- **Directions for this task**: Reproduce every line of the records below verbatim, but leave out the pictures.

Dataset records
⟨

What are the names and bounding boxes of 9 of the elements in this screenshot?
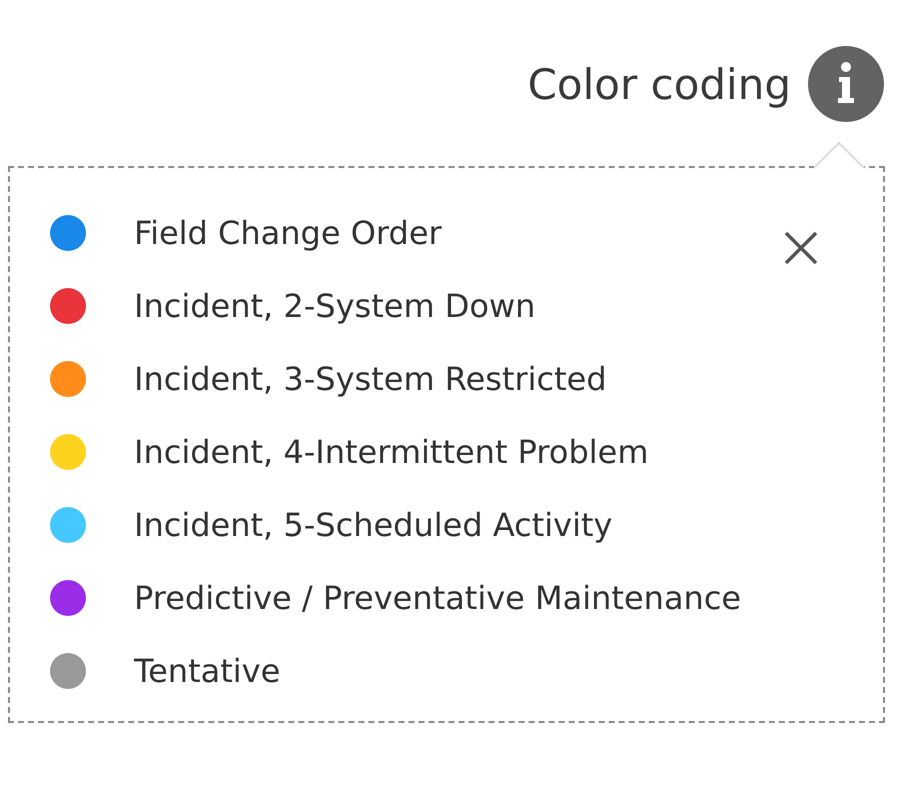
legend-label: Tentative xyxy=(134,651,282,692)
legend-label: Incident, 5-Scheduled Activity xyxy=(134,505,614,546)
legend-label: Incident, 4-Intermittent Problem xyxy=(134,432,650,473)
legend-label: Predictive / Preventative Maintenance xyxy=(134,578,742,619)
info-icon[interactable] xyxy=(807,45,885,123)
legend-label: Incident, 3-System Restricted xyxy=(134,359,608,400)
legend-label: Incident, 2-System Down xyxy=(134,286,536,327)
legend-label: Field Change Order xyxy=(134,213,443,254)
legend-title: Color coding xyxy=(528,58,791,110)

⟩

- **Exercise answer**:
What are the names and bounding boxes of 9 of the elements in this screenshot?
legend-label: Tentative xyxy=(134,651,282,692)
legend-label: Incident, 5-Scheduled Activity xyxy=(134,505,614,546)
legend-label: Incident, 4-Intermittent Problem xyxy=(134,432,650,473)
legend-label: Predictive / Preventative Maintenance xyxy=(134,578,742,619)
info-icon[interactable] xyxy=(807,45,885,123)
legend-label: Incident, 3-System Restricted xyxy=(134,359,608,400)
legend-label: Incident, 2-System Down xyxy=(134,286,536,327)
legend-label: Field Change Order xyxy=(134,213,443,254)
legend-title: Color coding xyxy=(528,58,791,110)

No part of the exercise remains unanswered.